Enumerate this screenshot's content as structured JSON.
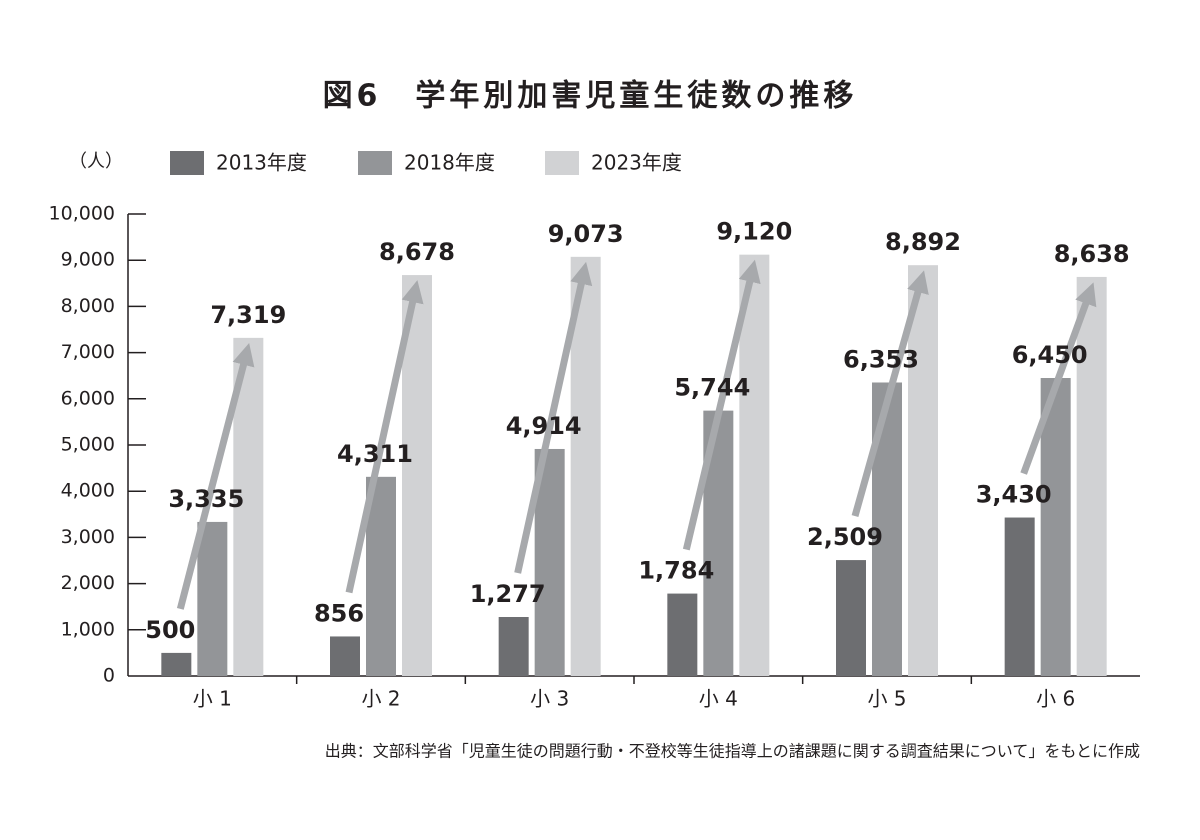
{
  "chart_data": {
    "type": "bar",
    "title": "図6　学年別加害児童生徒数の推移",
    "y_label": "（人）",
    "source": "出典：文部科学省「児童生徒の問題行動・不登校等生徒指導上の諸課題に関する調査結果について」をもとに作成",
    "categories": [
      "小 1",
      "小 2",
      "小 3",
      "小 4",
      "小 5",
      "小 6"
    ],
    "series": [
      {
        "name": "2013年度",
        "color": "#6d6e71",
        "values": [
          500,
          856,
          1277,
          1784,
          2509,
          3430
        ],
        "value_labels": [
          "500",
          "856",
          "1,277",
          "1,784",
          "2,509",
          "3,430"
        ]
      },
      {
        "name": "2018年度",
        "color": "#939598",
        "values": [
          3335,
          4311,
          4914,
          5744,
          6353,
          6450
        ],
        "value_labels": [
          "3,335",
          "4,311",
          "4,914",
          "5,744",
          "6,353",
          "6,450"
        ]
      },
      {
        "name": "2023年度",
        "color": "#d1d2d4",
        "values": [
          7319,
          8678,
          9073,
          9120,
          8892,
          8638
        ],
        "value_labels": [
          "7,319",
          "8,678",
          "9,073",
          "9,120",
          "8,892",
          "8,638"
        ]
      }
    ],
    "arrow_color": "#a7a9ac",
    "ylim": [
      0,
      10000
    ],
    "yticks": [
      0,
      {
        "value": 1000,
        "label": "1,000"
      },
      {
        "value": 2000,
        "label": "2,000"
      },
      {
        "value": 3000,
        "label": "3,000"
      },
      {
        "value": 4000,
        "label": "4,000"
      },
      {
        "value": 5000,
        "label": "5,000"
      },
      {
        "value": 6000,
        "label": "6,000"
      },
      {
        "value": 7000,
        "label": "7,000"
      },
      {
        "value": 8000,
        "label": "8,000"
      },
      {
        "value": 9000,
        "label": "9,000"
      },
      {
        "value": 10000,
        "label": "10,000"
      }
    ]
  }
}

════════

WHAT IS REQUIRED →
Reproduce the listing exactly. Leave its pictures out.

CORRECT RESPONSE →
Enumerate this screenshot's content as structured JSON.
{
  "chart_data": {
    "type": "bar",
    "title": "図6　学年別加害児童生徒数の推移",
    "y_label": "（人）",
    "source": "出典：文部科学省「児童生徒の問題行動・不登校等生徒指導上の諸課題に関する調査結果について」をもとに作成",
    "categories": [
      "小 1",
      "小 2",
      "小 3",
      "小 4",
      "小 5",
      "小 6"
    ],
    "series": [
      {
        "name": "2013年度",
        "color": "#6d6e71",
        "values": [
          500,
          856,
          1277,
          1784,
          2509,
          3430
        ],
        "value_labels": [
          "500",
          "856",
          "1,277",
          "1,784",
          "2,509",
          "3,430"
        ]
      },
      {
        "name": "2018年度",
        "color": "#939598",
        "values": [
          3335,
          4311,
          4914,
          5744,
          6353,
          6450
        ],
        "value_labels": [
          "3,335",
          "4,311",
          "4,914",
          "5,744",
          "6,353",
          "6,450"
        ]
      },
      {
        "name": "2023年度",
        "color": "#d1d2d4",
        "values": [
          7319,
          8678,
          9073,
          9120,
          8892,
          8638
        ],
        "value_labels": [
          "7,319",
          "8,678",
          "9,073",
          "9,120",
          "8,892",
          "8,638"
        ]
      }
    ],
    "arrow_color": "#a7a9ac",
    "ylim": [
      0,
      10000
    ],
    "yticks": [
      0,
      {
        "value": 1000,
        "label": "1,000"
      },
      {
        "value": 2000,
        "label": "2,000"
      },
      {
        "value": 3000,
        "label": "3,000"
      },
      {
        "value": 4000,
        "label": "4,000"
      },
      {
        "value": 5000,
        "label": "5,000"
      },
      {
        "value": 6000,
        "label": "6,000"
      },
      {
        "value": 7000,
        "label": "7,000"
      },
      {
        "value": 8000,
        "label": "8,000"
      },
      {
        "value": 9000,
        "label": "9,000"
      },
      {
        "value": 10000,
        "label": "10,000"
      }
    ]
  }
}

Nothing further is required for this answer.